(Extracts from a graphics dataset)
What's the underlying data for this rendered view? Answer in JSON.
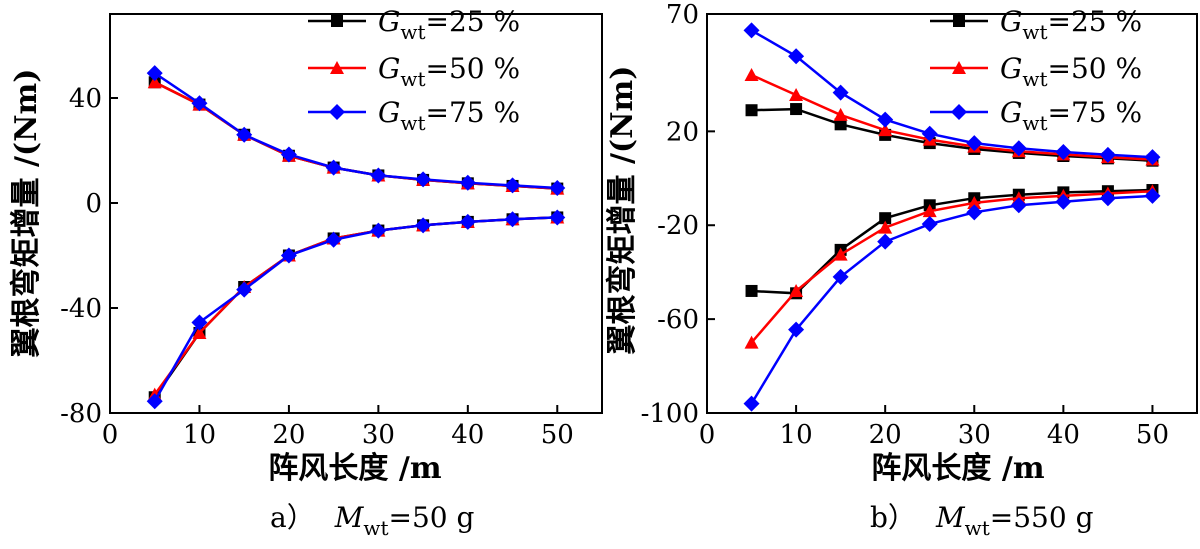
{
  "chart_data": [
    {
      "type": "line",
      "id": "a",
      "caption_prefix": "a）",
      "caption_var": "M",
      "caption_sub": "wt",
      "caption_value": "=50 g",
      "xlabel": "阵风长度 /m",
      "ylabel": "翼根弯矩增量 /(Nm)",
      "xlim": [
        0,
        55
      ],
      "ylim": [
        -80,
        72
      ],
      "xticks": [
        0,
        10,
        20,
        30,
        40,
        50
      ],
      "yticks": [
        -80,
        -40,
        0,
        40
      ],
      "x": [
        5,
        10,
        15,
        20,
        25,
        30,
        35,
        40,
        45,
        50
      ],
      "series": [
        {
          "name": "25 %",
          "color": "#000000",
          "marker": "square",
          "upper": [
            46,
            37.5,
            26,
            18,
            13.5,
            10.5,
            8.8,
            7.5,
            6.5,
            5.5
          ],
          "lower": [
            -74,
            -49.5,
            -32,
            -20,
            -13.5,
            -10.5,
            -8.5,
            -7.2,
            -6.2,
            -5.5
          ]
        },
        {
          "name": "50 %",
          "color": "#ff0000",
          "marker": "triangle",
          "upper": [
            46,
            37.5,
            26,
            18,
            13.5,
            10.5,
            8.8,
            7.5,
            6.5,
            5.5
          ],
          "lower": [
            -73,
            -49.5,
            -32,
            -20,
            -13.5,
            -10.5,
            -8.5,
            -7.2,
            -6.2,
            -5.5
          ]
        },
        {
          "name": "75 %",
          "color": "#0000ff",
          "marker": "diamond",
          "upper": [
            49.5,
            38,
            26,
            18.5,
            13.5,
            10.5,
            9,
            7.7,
            6.7,
            5.7
          ],
          "lower": [
            -75.5,
            -45.5,
            -33,
            -20,
            -14,
            -10.5,
            -8.5,
            -7.2,
            -6.2,
            -5.5
          ]
        }
      ]
    },
    {
      "type": "line",
      "id": "b",
      "caption_prefix": "b）",
      "caption_var": "M",
      "caption_sub": "wt",
      "caption_value": "=550 g",
      "xlabel": "阵风长度 /m",
      "ylabel": "翼根弯矩增量 /(Nm)",
      "xlim": [
        0,
        55
      ],
      "ylim": [
        -100,
        70
      ],
      "xticks": [
        0,
        10,
        20,
        30,
        40,
        50
      ],
      "yticks": [
        -100,
        -60,
        -20,
        20,
        70
      ],
      "x": [
        5,
        10,
        15,
        20,
        25,
        30,
        35,
        40,
        45,
        50
      ],
      "series": [
        {
          "name": "25 %",
          "color": "#000000",
          "marker": "square",
          "upper": [
            29,
            29.5,
            23,
            18.5,
            15,
            12.5,
            10.8,
            9.5,
            8.5,
            7.5
          ],
          "lower": [
            -48,
            -49,
            -30.5,
            -17,
            -11.5,
            -8.5,
            -7,
            -6,
            -5.5,
            -5
          ]
        },
        {
          "name": "50 %",
          "color": "#ff0000",
          "marker": "triangle",
          "upper": [
            44,
            35.5,
            27,
            20.5,
            16.5,
            13.5,
            11.5,
            10.2,
            9,
            8
          ],
          "lower": [
            -70,
            -48,
            -32.5,
            -21,
            -14,
            -10.5,
            -8.5,
            -7.5,
            -6.5,
            -5.5
          ]
        },
        {
          "name": "75 %",
          "color": "#0000ff",
          "marker": "diamond",
          "upper": [
            63,
            52,
            36.5,
            25,
            19,
            15,
            12.8,
            11.2,
            10,
            9
          ],
          "lower": [
            -96,
            -64.5,
            -42,
            -27,
            -19.5,
            -14.5,
            -11.5,
            -10,
            -8.5,
            -7.5
          ]
        }
      ]
    }
  ],
  "legend": {
    "var": "G",
    "sub": "wt",
    "items": [
      "=25 %",
      "=50 %",
      "=75 %"
    ]
  }
}
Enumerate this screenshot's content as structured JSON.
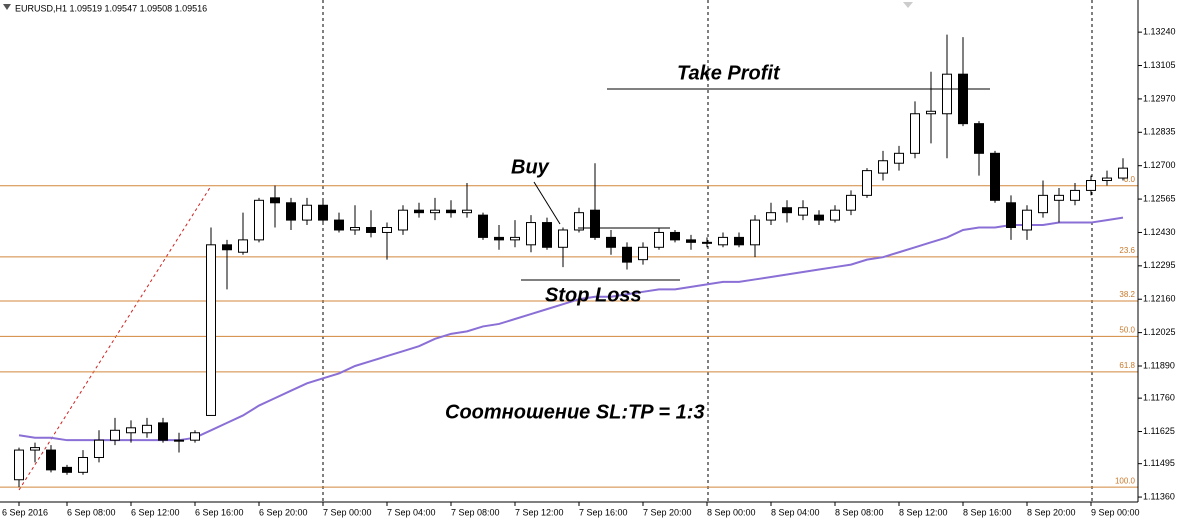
{
  "chart_data": {
    "type": "candlestick",
    "title": "EURUSD,H1  1.09519 1.09547 1.09508 1.09516",
    "categories": [
      "6 Sep 2016",
      null,
      null,
      "6 Sep 08:00",
      null,
      null,
      null,
      "6 Sep 12:00",
      null,
      null,
      null,
      "6 Sep 16:00",
      null,
      null,
      null,
      "6 Sep 20:00",
      null,
      null,
      null,
      "7 Sep 00:00",
      null,
      null,
      null,
      "7 Sep 04:00",
      null,
      null,
      null,
      "7 Sep 08:00",
      null,
      null,
      null,
      "7 Sep 12:00",
      null,
      null,
      null,
      "7 Sep 16:00",
      null,
      null,
      null,
      "7 Sep 20:00",
      null,
      null,
      null,
      "8 Sep 00:00",
      null,
      null,
      null,
      "8 Sep 04:00",
      null,
      null,
      null,
      "8 Sep 08:00",
      null,
      null,
      null,
      "8 Sep 12:00",
      null,
      null,
      null,
      "8 Sep 16:00",
      null,
      null,
      null,
      "8 Sep 20:00",
      null,
      null,
      null,
      "9 Sep 00:00",
      null,
      null
    ],
    "open": [
      1.1143,
      1.1155,
      1.1155,
      1.1148,
      1.1146,
      1.1152,
      1.1159,
      1.1162,
      1.1162,
      1.1166,
      1.1159,
      1.1159,
      1.1169,
      1.1238,
      1.1235,
      1.124,
      1.1257,
      1.1255,
      1.1248,
      1.1254,
      1.1248,
      1.1244,
      1.1245,
      1.1243,
      1.1244,
      1.1252,
      1.1251,
      1.1252,
      1.1251,
      1.125,
      1.1241,
      1.124,
      1.1238,
      1.1247,
      1.1237,
      1.1244,
      1.1252,
      1.1241,
      1.1237,
      1.1232,
      1.1237,
      1.1243,
      1.124,
      1.1239,
      1.1238,
      1.1241,
      1.1238,
      1.1248,
      1.1253,
      1.125,
      1.125,
      1.1248,
      1.1252,
      1.1258,
      1.1267,
      1.1271,
      1.1275,
      1.1291,
      1.1291,
      1.1307,
      1.1287,
      1.1275,
      1.1255,
      1.1244,
      1.1251,
      1.1256,
      1.1256,
      1.126,
      1.1264,
      1.1265
    ],
    "high": [
      1.1156,
      1.1158,
      1.1157,
      1.1149,
      1.1155,
      1.1163,
      1.1168,
      1.1167,
      1.1168,
      1.1168,
      1.1162,
      1.1163,
      1.1245,
      1.124,
      1.1251,
      1.1257,
      1.1262,
      1.1257,
      1.1257,
      1.1256,
      1.1251,
      1.1254,
      1.1252,
      1.1247,
      1.1254,
      1.1255,
      1.1257,
      1.1256,
      1.1263,
      1.1251,
      1.1246,
      1.1248,
      1.125,
      1.1249,
      1.1245,
      1.1253,
      1.1271,
      1.1244,
      1.1239,
      1.1239,
      1.1245,
      1.1244,
      1.1242,
      1.1241,
      1.1243,
      1.1243,
      1.125,
      1.1255,
      1.1256,
      1.1256,
      1.1252,
      1.1254,
      1.126,
      1.1269,
      1.1276,
      1.1278,
      1.1296,
      1.1308,
      1.1323,
      1.1322,
      1.1288,
      1.1276,
      1.1258,
      1.1254,
      1.1264,
      1.1261,
      1.1263,
      1.1266,
      1.1268,
      1.1273
    ],
    "low": [
      1.114,
      1.115,
      1.1146,
      1.1145,
      1.1145,
      1.115,
      1.1157,
      1.1158,
      1.116,
      1.1158,
      1.1154,
      1.1158,
      1.1169,
      1.122,
      1.1234,
      1.1239,
      1.1245,
      1.1244,
      1.1246,
      1.1246,
      1.1243,
      1.1242,
      1.1241,
      1.1232,
      1.1242,
      1.1249,
      1.1248,
      1.1249,
      1.1249,
      1.124,
      1.1236,
      1.1237,
      1.1235,
      1.1236,
      1.1229,
      1.1243,
      1.124,
      1.1234,
      1.1228,
      1.123,
      1.1236,
      1.1239,
      1.1236,
      1.1237,
      1.1237,
      1.1237,
      1.1233,
      1.1246,
      1.1247,
      1.1248,
      1.1246,
      1.1247,
      1.125,
      1.1257,
      1.1264,
      1.1268,
      1.1273,
      1.1279,
      1.1273,
      1.1286,
      1.1266,
      1.1255,
      1.124,
      1.124,
      1.1249,
      1.1247,
      1.1254,
      1.1258,
      1.1262,
      1.1264
    ],
    "close": [
      1.1155,
      1.1156,
      1.1147,
      1.1146,
      1.1152,
      1.1159,
      1.1163,
      1.1164,
      1.1165,
      1.1159,
      1.1159,
      1.1162,
      1.1238,
      1.1236,
      1.124,
      1.1256,
      1.1255,
      1.1248,
      1.1254,
      1.1248,
      1.1244,
      1.1245,
      1.1243,
      1.1245,
      1.1252,
      1.1251,
      1.1252,
      1.1251,
      1.1252,
      1.1241,
      1.124,
      1.1241,
      1.1247,
      1.1237,
      1.1244,
      1.1251,
      1.1241,
      1.1237,
      1.1231,
      1.1237,
      1.1243,
      1.124,
      1.1239,
      1.1239,
      1.1241,
      1.1238,
      1.1248,
      1.1251,
      1.1251,
      1.1253,
      1.1248,
      1.1252,
      1.1258,
      1.1268,
      1.1272,
      1.1275,
      1.1291,
      1.1292,
      1.1307,
      1.1287,
      1.1275,
      1.1256,
      1.1245,
      1.1252,
      1.1258,
      1.1258,
      1.126,
      1.1264,
      1.1265,
      1.1269
    ],
    "up_color": "#ffffff",
    "down_color": "#000000",
    "ma": {
      "color": "#8a6fd6",
      "values": [
        1.1161,
        1.116,
        1.116,
        1.1159,
        1.1159,
        1.1159,
        1.1159,
        1.1159,
        1.1159,
        1.1159,
        1.1159,
        1.116,
        1.1163,
        1.1166,
        1.1169,
        1.1173,
        1.1176,
        1.1179,
        1.1182,
        1.1184,
        1.1186,
        1.1189,
        1.1191,
        1.1193,
        1.1195,
        1.1197,
        1.12,
        1.1202,
        1.1203,
        1.1205,
        1.1206,
        1.1208,
        1.121,
        1.1212,
        1.1214,
        1.1216,
        1.1217,
        1.1217,
        1.1218,
        1.1219,
        1.122,
        1.122,
        1.1221,
        1.1222,
        1.1223,
        1.1223,
        1.1224,
        1.1225,
        1.1226,
        1.1227,
        1.1228,
        1.1229,
        1.123,
        1.1232,
        1.1233,
        1.1235,
        1.1237,
        1.1239,
        1.1241,
        1.1244,
        1.1245,
        1.1245,
        1.1246,
        1.1246,
        1.1246,
        1.1247,
        1.1247,
        1.1247,
        1.1248,
        1.1249
      ]
    },
    "fib_color": "#d2873c",
    "fib_levels": [
      {
        "value": 1.12619,
        "label": "0.0"
      },
      {
        "value": 1.12331,
        "label": "23.6"
      },
      {
        "value": 1.12153,
        "label": "38.2"
      },
      {
        "value": 1.1201,
        "label": "50.0"
      },
      {
        "value": 1.11866,
        "label": "61.8"
      },
      {
        "value": 1.114,
        "label": "100.0"
      }
    ],
    "ylim": [
      1.1134,
      1.1337
    ],
    "yticks": [
      {
        "value": 1.1324,
        "label": "1.13240"
      },
      {
        "value": 1.13105,
        "label": "1.13105"
      },
      {
        "value": 1.1297,
        "label": "1.12970"
      },
      {
        "value": 1.12835,
        "label": "1.12835"
      },
      {
        "value": 1.127,
        "label": "1.12700"
      },
      {
        "value": 1.12565,
        "label": "1.12565"
      },
      {
        "value": 1.1243,
        "label": "1.12430"
      },
      {
        "value": 1.12295,
        "label": "1.12295"
      },
      {
        "value": 1.1216,
        "label": "1.12160"
      },
      {
        "value": 1.12025,
        "label": "1.12025"
      },
      {
        "value": 1.1189,
        "label": "1.11890"
      },
      {
        "value": 1.1176,
        "label": "1.11760"
      },
      {
        "value": 1.11625,
        "label": "1.11625"
      },
      {
        "value": 1.11495,
        "label": "1.11495"
      },
      {
        "value": 1.1136,
        "label": "1.11360"
      }
    ],
    "annotations": {
      "take_profit": "Take Profit",
      "buy": "Buy",
      "stop_loss": "Stop Loss",
      "ratio": "Соотношение SL:TP = 1:3"
    }
  }
}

#### STATED TASK:
Return every line above in which the string "JSON" occurs.

#### REPLY:
What's the underlying data for this rendered view? Answer in JSON.
Enumerate this screenshot's content as structured JSON.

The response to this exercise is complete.